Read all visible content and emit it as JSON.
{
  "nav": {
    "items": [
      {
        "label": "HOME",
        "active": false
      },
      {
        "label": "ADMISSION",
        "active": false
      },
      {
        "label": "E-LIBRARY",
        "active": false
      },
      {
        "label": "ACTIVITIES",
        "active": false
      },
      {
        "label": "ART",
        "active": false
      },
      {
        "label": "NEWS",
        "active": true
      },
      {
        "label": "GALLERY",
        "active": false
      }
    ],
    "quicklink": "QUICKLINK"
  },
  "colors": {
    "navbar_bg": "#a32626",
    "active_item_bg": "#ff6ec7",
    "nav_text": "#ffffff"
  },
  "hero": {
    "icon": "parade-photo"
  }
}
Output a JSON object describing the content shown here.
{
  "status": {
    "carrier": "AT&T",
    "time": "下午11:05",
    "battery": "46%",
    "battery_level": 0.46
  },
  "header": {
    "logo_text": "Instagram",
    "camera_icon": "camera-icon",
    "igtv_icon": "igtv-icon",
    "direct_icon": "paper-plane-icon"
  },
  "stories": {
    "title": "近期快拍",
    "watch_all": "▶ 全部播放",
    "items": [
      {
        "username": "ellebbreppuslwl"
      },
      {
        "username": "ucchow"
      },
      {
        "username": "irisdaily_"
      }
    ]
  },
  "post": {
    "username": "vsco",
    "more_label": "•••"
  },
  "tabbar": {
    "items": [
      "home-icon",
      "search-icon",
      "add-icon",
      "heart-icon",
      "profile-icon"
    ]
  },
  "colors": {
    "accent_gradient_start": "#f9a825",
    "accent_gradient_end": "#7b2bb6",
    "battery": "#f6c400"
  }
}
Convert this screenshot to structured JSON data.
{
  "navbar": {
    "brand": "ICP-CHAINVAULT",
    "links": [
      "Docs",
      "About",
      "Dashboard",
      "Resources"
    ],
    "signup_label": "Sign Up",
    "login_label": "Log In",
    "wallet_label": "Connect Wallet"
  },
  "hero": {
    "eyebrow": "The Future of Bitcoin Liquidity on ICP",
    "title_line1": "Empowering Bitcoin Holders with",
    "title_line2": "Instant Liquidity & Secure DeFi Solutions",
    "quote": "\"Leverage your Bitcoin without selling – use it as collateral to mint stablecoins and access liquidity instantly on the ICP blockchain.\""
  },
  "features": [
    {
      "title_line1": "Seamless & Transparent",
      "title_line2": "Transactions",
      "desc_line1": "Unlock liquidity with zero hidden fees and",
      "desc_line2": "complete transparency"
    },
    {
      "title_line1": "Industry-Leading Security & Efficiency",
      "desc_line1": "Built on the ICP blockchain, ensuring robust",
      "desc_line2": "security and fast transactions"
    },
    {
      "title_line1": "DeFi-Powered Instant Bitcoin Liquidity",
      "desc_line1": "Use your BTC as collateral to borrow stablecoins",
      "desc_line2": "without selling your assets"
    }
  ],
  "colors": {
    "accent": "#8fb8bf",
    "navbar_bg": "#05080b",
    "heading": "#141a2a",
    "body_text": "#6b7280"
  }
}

____

- _Stated task_
Copy out the data shown above without altering anything.

- _Complete response_
Read all visible content and emit it as JSON.
{
  "nav": {
    "items": [
      {
        "label": "HOME",
        "active": false
      },
      {
        "label": "ADMISSION",
        "active": false
      },
      {
        "label": "E-LIBRARY",
        "active": false
      },
      {
        "label": "ACTIVITIES",
        "active": false
      },
      {
        "label": "ART",
        "active": false
      },
      {
        "label": "NEWS",
        "active": true
      },
      {
        "label": "GALLERY",
        "active": false
      }
    ],
    "quicklink": "QUICKLINK"
  },
  "colors": {
    "navbar_bg": "#a32626",
    "active_item_bg": "#ff6ec7",
    "nav_text": "#ffffff"
  },
  "hero": {
    "icon": "parade-photo"
  }
}
Output a JSON object describing the content shown here.
{
  "status": {
    "carrier": "AT&T",
    "time": "下午11:05",
    "battery": "46%",
    "battery_level": 0.46
  },
  "header": {
    "logo_text": "Instagram",
    "camera_icon": "camera-icon",
    "igtv_icon": "igtv-icon",
    "direct_icon": "paper-plane-icon"
  },
  "stories": {
    "title": "近期快拍",
    "watch_all": "▶ 全部播放",
    "items": [
      {
        "username": "ellebbreppuslwl"
      },
      {
        "username": "ucchow"
      },
      {
        "username": "irisdaily_"
      }
    ]
  },
  "post": {
    "username": "vsco",
    "more_label": "•••"
  },
  "tabbar": {
    "items": [
      "home-icon",
      "search-icon",
      "add-icon",
      "heart-icon",
      "profile-icon"
    ]
  },
  "colors": {
    "accent_gradient_start": "#f9a825",
    "accent_gradient_end": "#7b2bb6",
    "battery": "#f6c400"
  }
}
Convert this screenshot to structured JSON data.
{
  "navbar": {
    "brand": "ICP-CHAINVAULT",
    "links": [
      "Docs",
      "About",
      "Dashboard",
      "Resources"
    ],
    "signup_label": "Sign Up",
    "login_label": "Log In",
    "wallet_label": "Connect Wallet"
  },
  "hero": {
    "eyebrow": "The Future of Bitcoin Liquidity on ICP",
    "title_line1": "Empowering Bitcoin Holders with",
    "title_line2": "Instant Liquidity & Secure DeFi Solutions",
    "quote": "\"Leverage your Bitcoin without selling – use it as collateral to mint stablecoins and access liquidity instantly on the ICP blockchain.\""
  },
  "features": [
    {
      "title_line1": "Seamless & Transparent",
      "title_line2": "Transactions",
      "desc_line1": "Unlock liquidity with zero hidden fees and",
      "desc_line2": "complete transparency"
    },
    {
      "title_line1": "Industry-Leading Security & Efficiency",
      "desc_line1": "Built on the ICP blockchain, ensuring robust",
      "desc_line2": "security and fast transactions"
    },
    {
      "title_line1": "DeFi-Powered Instant Bitcoin Liquidity",
      "desc_line1": "Use your BTC as collateral to borrow stablecoins",
      "desc_line2": "without selling your assets"
    }
  ],
  "colors": {
    "accent": "#8fb8bf",
    "navbar_bg": "#05080b",
    "heading": "#141a2a",
    "body_text": "#6b7280"
  }
}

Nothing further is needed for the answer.